Start of DATASET

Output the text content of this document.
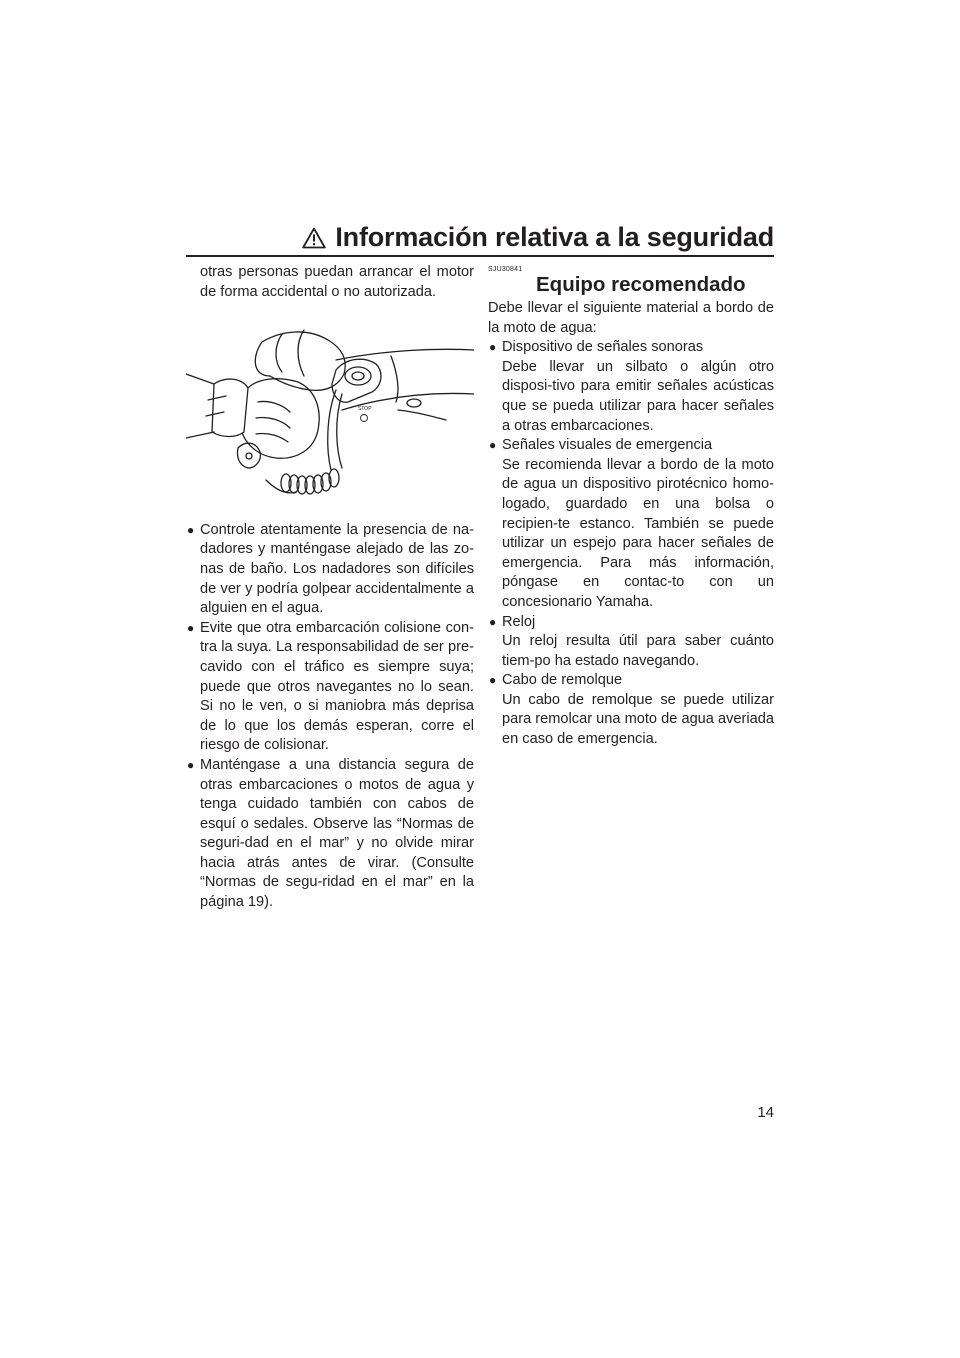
Información relativa a la seguridad

otras personas puedan arrancar el motor de forma accidental o no autorizada.

STOP
● Controle atentamente la presencia de na-dadores y manténgase alejado de las zo-nas de baño. Los nadadores son difíciles de ver y podría golpear accidentalmente a alguien en el agua.
● Evite que otra embarcación colisione con-tra la suya. La responsabilidad de ser pre-cavido con el tráfico es siempre suya; puede que otros navegantes no lo sean. Si no le ven, o si maniobra más deprisa de lo que los demás esperan, corre el riesgo de colisionar.
● Manténgase a una distancia segura de otras embarcaciones o motos de agua y tenga cuidado también con cabos de esquí o sedales. Observe las “Normas de seguri-dad en el mar” y no olvide mirar hacia atrás antes de virar. (Consulte “Normas de segu-ridad en el mar” en la página 19).
SJU30841
Equipo recomendado

Debe llevar el siguiente material a bordo de la moto de agua:

● Dispositivo de señales sonoras
Debe llevar un silbato o algún otro disposi-tivo para emitir señales acústicas que se pueda utilizar para hacer señales a otras embarcaciones.
● Señales visuales de emergencia
Se recomienda llevar a bordo de la moto de agua un dispositivo pirotécnico homo-logado, guardado en una bolsa o recipien-te estanco. También se puede utilizar un espejo para hacer señales de emergencia. Para más información, póngase en contac-to con un concesionario Yamaha.
● Reloj
Un reloj resulta útil para saber cuánto tiem-po ha estado navegando.
● Cabo de remolque
Un cabo de remolque se puede utilizar para remolcar una moto de agua averiada en caso de emergencia.
14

End of DATASET

Using the entries above, return each line in which the word "hacer" occurs.

Debe llevar un silbato o algún otro disposi-tivo para emitir señales acústicas que se pueda utilizar para hacer señales a otras embarcaciones.
Se recomienda llevar a bordo de la moto de agua un dispositivo pirotécnico homo-logado, guardado en una bolsa o recipien-te estanco. También se puede utilizar un espejo para hacer señales de emergencia. Para más información, póngase en contac-to con un concesionario Yamaha.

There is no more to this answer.